[Saved data entries]
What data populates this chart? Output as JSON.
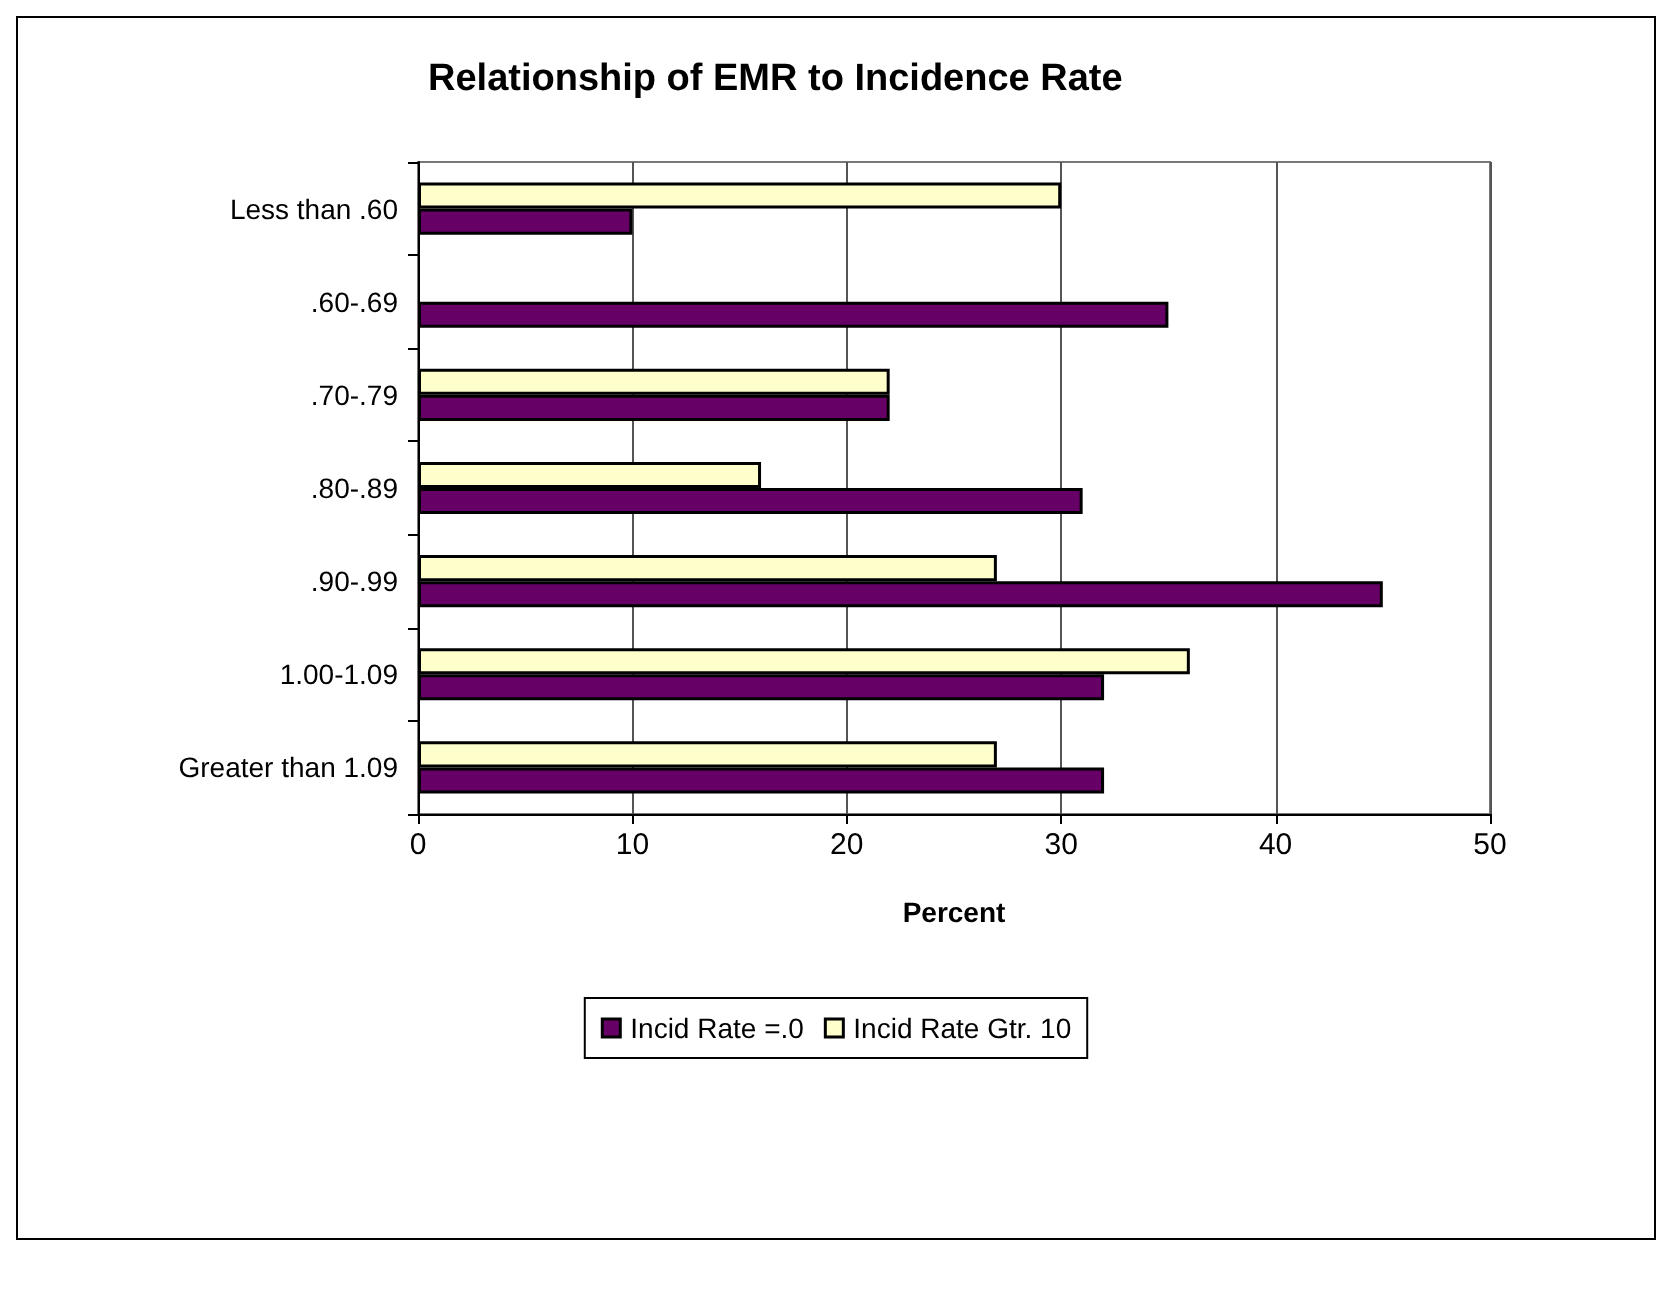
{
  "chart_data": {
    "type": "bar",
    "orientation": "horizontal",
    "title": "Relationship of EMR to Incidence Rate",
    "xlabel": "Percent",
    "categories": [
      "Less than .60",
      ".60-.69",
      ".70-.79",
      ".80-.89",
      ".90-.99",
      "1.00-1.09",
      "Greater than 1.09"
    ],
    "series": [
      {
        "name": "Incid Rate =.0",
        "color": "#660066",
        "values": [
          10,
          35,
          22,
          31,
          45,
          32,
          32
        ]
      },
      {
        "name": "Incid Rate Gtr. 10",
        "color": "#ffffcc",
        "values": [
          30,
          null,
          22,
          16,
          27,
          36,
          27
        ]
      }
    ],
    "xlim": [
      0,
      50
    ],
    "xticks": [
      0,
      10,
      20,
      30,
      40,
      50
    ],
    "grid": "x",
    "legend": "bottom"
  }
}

**Your task:** Collect from the data above every line that includes "Rate".

**Task answer:**
    "title": "Relationship of EMR to Incidence Rate",
        "name": "Incid Rate =.0",
        "name": "Incid Rate Gtr. 10",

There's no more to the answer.